§ MATERIAL FOR THIS TASK:
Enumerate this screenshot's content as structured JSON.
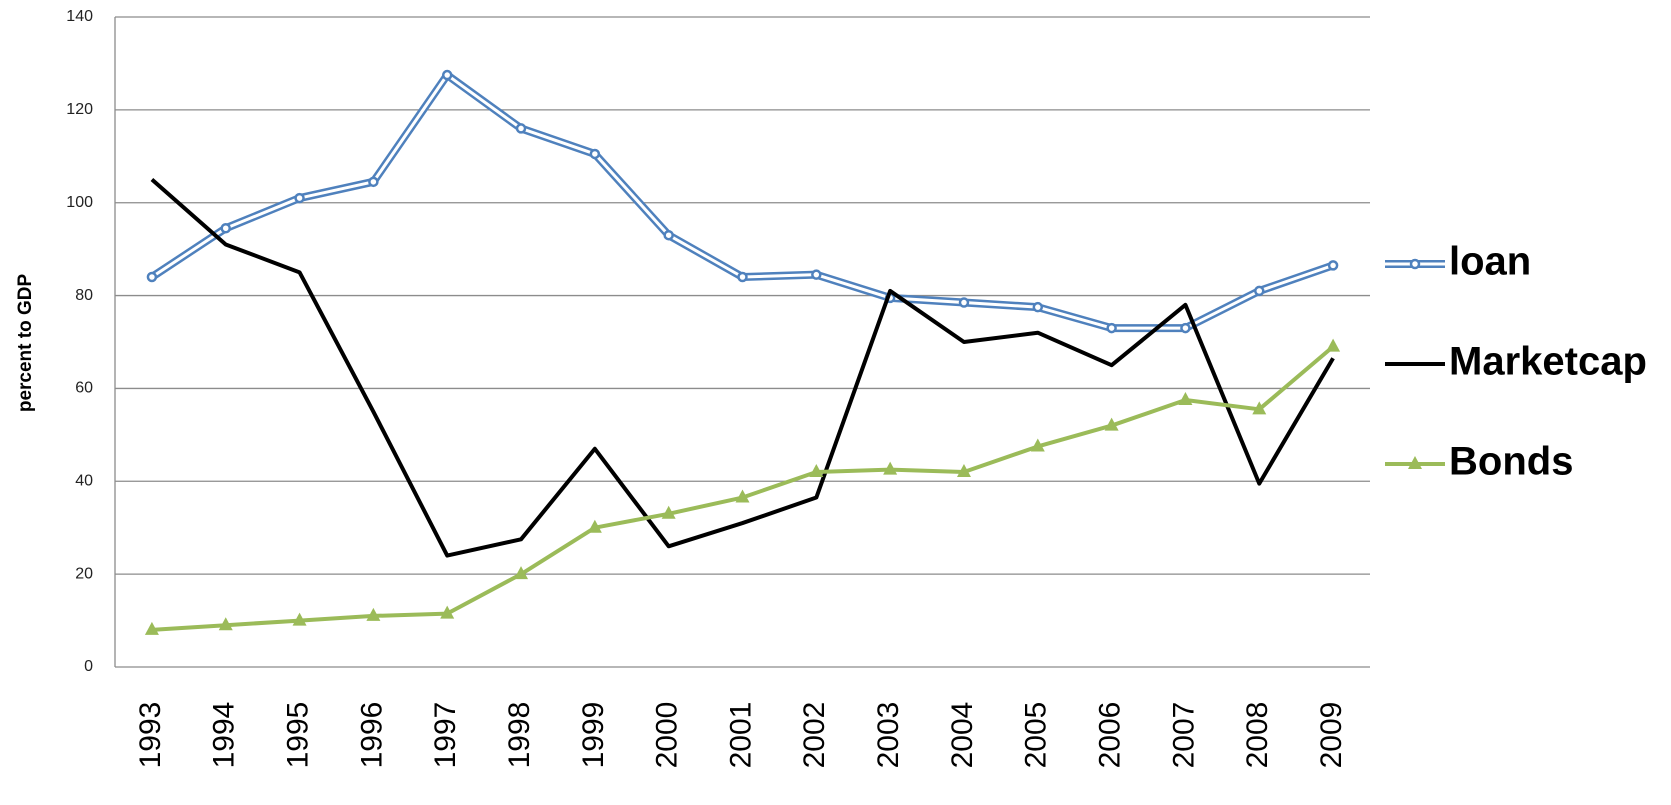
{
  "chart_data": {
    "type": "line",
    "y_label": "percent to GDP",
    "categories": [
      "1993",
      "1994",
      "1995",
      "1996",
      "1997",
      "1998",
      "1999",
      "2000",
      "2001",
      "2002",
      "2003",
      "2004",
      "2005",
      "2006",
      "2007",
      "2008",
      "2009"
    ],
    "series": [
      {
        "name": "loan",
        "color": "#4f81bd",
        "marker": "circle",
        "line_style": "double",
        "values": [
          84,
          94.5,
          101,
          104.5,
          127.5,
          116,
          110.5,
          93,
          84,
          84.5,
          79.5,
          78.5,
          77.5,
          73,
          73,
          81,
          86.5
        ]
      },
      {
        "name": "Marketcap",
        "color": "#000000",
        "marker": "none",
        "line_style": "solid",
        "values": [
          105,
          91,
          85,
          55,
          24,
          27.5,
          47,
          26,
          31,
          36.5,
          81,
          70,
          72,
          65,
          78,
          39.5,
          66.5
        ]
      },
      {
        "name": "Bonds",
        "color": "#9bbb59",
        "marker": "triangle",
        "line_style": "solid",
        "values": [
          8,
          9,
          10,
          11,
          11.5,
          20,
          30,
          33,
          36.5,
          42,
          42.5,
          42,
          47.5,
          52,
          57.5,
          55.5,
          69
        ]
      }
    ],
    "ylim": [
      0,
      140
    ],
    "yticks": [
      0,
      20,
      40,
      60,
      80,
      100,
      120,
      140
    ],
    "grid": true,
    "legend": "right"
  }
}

==

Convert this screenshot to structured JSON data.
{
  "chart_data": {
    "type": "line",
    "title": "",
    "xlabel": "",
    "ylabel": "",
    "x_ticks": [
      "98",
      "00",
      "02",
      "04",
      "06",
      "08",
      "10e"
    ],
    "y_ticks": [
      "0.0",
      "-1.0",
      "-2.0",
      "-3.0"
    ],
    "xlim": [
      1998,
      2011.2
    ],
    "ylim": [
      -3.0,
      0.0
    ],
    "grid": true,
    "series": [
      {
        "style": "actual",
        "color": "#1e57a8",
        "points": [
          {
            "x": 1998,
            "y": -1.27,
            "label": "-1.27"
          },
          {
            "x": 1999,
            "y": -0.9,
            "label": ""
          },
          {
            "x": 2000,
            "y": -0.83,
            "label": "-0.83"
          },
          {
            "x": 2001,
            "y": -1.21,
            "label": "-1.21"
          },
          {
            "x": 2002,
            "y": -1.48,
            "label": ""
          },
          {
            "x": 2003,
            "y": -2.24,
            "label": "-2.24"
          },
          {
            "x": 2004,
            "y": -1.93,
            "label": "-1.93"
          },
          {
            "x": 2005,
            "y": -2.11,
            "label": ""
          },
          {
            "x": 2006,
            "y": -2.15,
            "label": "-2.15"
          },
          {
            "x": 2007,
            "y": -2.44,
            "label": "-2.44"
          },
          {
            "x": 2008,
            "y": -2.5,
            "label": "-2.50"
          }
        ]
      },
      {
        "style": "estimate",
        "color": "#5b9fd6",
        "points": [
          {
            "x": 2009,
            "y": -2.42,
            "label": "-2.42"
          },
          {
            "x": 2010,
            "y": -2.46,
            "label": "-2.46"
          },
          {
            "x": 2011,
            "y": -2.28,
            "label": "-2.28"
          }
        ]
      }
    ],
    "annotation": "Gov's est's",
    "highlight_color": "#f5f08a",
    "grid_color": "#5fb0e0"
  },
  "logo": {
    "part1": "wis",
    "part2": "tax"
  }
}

§ CHALLENGE: From the entries above, copy every line containing the word "screenshot".

§ RESPONSE BELOW:
Enumerate this screenshot's content as structured JSON.
Convert this screenshot to structured JSON data.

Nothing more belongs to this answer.